**What is being asked**
Extract the listing in its entirety, keeping each line identical to the original.

=== Given records ===

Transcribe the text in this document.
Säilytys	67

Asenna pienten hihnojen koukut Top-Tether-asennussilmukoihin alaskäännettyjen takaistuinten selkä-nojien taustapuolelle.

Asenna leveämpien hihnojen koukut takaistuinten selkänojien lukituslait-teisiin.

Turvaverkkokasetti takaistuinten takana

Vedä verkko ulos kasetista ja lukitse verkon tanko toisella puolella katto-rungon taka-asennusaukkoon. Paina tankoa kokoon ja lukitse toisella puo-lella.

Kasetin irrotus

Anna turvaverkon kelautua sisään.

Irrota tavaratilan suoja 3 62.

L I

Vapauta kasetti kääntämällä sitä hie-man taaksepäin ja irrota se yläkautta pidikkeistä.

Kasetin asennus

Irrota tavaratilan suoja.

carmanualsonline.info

===

**Result**
Transcribe the text in this document.
Säilytys	67

Asenna pienten hihnojen koukut Top-Tether-asennussilmukoihin alaskäännettyjen takaistuinten selkä-nojien taustapuolelle.

Asenna leveämpien hihnojen koukut takaistuinten selkänojien lukituslait-teisiin.

Turvaverkkokasetti takaistuinten takana

Vedä verkko ulos kasetista ja lukitse verkon tanko toisella puolella katto-rungon taka-asennusaukkoon. Paina tankoa kokoon ja lukitse toisella puo-lella.

Kasetin irrotus

Anna turvaverkon kelautua sisään.

Irrota tavaratilan suoja 3 62.

L I

Vapauta kasetti kääntämällä sitä hie-man taaksepäin ja irrota se yläkautta pidikkeistä.

Kasetin asennus

Irrota tavaratilan suoja.

carmanualsonline.info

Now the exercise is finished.